# START OF Data in this exercise
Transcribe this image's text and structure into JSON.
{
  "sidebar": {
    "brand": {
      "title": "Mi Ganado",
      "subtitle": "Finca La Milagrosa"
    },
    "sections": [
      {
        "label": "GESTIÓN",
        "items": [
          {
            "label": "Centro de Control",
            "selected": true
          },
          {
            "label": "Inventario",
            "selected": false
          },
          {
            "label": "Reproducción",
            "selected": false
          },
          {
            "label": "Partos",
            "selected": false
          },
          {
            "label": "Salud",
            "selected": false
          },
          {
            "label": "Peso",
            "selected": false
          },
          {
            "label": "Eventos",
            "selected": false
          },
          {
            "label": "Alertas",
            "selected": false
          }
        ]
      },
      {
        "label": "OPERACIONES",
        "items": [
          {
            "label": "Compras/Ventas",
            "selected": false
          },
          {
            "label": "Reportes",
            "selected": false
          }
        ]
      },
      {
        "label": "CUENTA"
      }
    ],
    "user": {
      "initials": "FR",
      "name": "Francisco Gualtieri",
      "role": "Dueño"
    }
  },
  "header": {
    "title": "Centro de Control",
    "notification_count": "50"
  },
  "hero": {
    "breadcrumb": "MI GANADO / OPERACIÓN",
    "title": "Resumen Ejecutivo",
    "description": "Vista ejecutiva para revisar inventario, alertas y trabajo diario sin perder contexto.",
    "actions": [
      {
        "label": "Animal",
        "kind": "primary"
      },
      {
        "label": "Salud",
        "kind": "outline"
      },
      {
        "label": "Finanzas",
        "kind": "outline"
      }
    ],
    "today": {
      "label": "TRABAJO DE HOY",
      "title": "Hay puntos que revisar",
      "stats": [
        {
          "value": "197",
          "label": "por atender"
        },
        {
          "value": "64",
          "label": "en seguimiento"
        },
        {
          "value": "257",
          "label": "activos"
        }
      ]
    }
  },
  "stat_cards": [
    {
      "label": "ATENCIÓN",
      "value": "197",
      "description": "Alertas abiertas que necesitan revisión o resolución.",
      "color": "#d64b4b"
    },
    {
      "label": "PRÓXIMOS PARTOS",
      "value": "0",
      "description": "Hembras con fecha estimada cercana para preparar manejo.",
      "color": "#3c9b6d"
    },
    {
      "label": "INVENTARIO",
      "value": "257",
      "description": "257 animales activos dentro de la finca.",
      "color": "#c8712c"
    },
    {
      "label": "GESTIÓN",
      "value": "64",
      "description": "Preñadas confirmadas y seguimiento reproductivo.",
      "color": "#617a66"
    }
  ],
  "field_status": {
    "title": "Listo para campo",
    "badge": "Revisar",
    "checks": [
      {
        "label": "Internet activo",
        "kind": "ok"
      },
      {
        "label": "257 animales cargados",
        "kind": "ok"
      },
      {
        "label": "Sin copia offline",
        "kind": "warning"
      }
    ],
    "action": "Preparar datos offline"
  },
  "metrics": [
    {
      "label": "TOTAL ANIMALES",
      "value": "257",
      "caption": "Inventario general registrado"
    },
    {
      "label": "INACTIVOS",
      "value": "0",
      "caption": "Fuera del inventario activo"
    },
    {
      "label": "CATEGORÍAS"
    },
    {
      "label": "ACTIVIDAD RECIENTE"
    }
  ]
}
# END OF Data in this exercise
## Exercise directions
Every line of the data above should be copied exactly.

## Output of the exercise
Transcribe this image's text and structure into JSON.
{
  "sidebar": {
    "brand": {
      "title": "Mi Ganado",
      "subtitle": "Finca La Milagrosa"
    },
    "sections": [
      {
        "label": "GESTIÓN",
        "items": [
          {
            "label": "Centro de Control",
            "selected": true
          },
          {
            "label": "Inventario",
            "selected": false
          },
          {
            "label": "Reproducción",
            "selected": false
          },
          {
            "label": "Partos",
            "selected": false
          },
          {
            "label": "Salud",
            "selected": false
          },
          {
            "label": "Peso",
            "selected": false
          },
          {
            "label": "Eventos",
            "selected": false
          },
          {
            "label": "Alertas",
            "selected": false
          }
        ]
      },
      {
        "label": "OPERACIONES",
        "items": [
          {
            "label": "Compras/Ventas",
            "selected": false
          },
          {
            "label": "Reportes",
            "selected": false
          }
        ]
      },
      {
        "label": "CUENTA"
      }
    ],
    "user": {
      "initials": "FR",
      "name": "Francisco Gualtieri",
      "role": "Dueño"
    }
  },
  "header": {
    "title": "Centro de Control",
    "notification_count": "50"
  },
  "hero": {
    "breadcrumb": "MI GANADO / OPERACIÓN",
    "title": "Resumen Ejecutivo",
    "description": "Vista ejecutiva para revisar inventario, alertas y trabajo diario sin perder contexto.",
    "actions": [
      {
        "label": "Animal",
        "kind": "primary"
      },
      {
        "label": "Salud",
        "kind": "outline"
      },
      {
        "label": "Finanzas",
        "kind": "outline"
      }
    ],
    "today": {
      "label": "TRABAJO DE HOY",
      "title": "Hay puntos que revisar",
      "stats": [
        {
          "value": "197",
          "label": "por atender"
        },
        {
          "value": "64",
          "label": "en seguimiento"
        },
        {
          "value": "257",
          "label": "activos"
        }
      ]
    }
  },
  "stat_cards": [
    {
      "label": "ATENCIÓN",
      "value": "197",
      "description": "Alertas abiertas que necesitan revisión o resolución.",
      "color": "#d64b4b"
    },
    {
      "label": "PRÓXIMOS PARTOS",
      "value": "0",
      "description": "Hembras con fecha estimada cercana para preparar manejo.",
      "color": "#3c9b6d"
    },
    {
      "label": "INVENTARIO",
      "value": "257",
      "description": "257 animales activos dentro de la finca.",
      "color": "#c8712c"
    },
    {
      "label": "GESTIÓN",
      "value": "64",
      "description": "Preñadas confirmadas y seguimiento reproductivo.",
      "color": "#617a66"
    }
  ],
  "field_status": {
    "title": "Listo para campo",
    "badge": "Revisar",
    "checks": [
      {
        "label": "Internet activo",
        "kind": "ok"
      },
      {
        "label": "257 animales cargados",
        "kind": "ok"
      },
      {
        "label": "Sin copia offline",
        "kind": "warning"
      }
    ],
    "action": "Preparar datos offline"
  },
  "metrics": [
    {
      "label": "TOTAL ANIMALES",
      "value": "257",
      "caption": "Inventario general registrado"
    },
    {
      "label": "INACTIVOS",
      "value": "0",
      "caption": "Fuera del inventario activo"
    },
    {
      "label": "CATEGORÍAS"
    },
    {
      "label": "ACTIVIDAD RECIENTE"
    }
  ]
}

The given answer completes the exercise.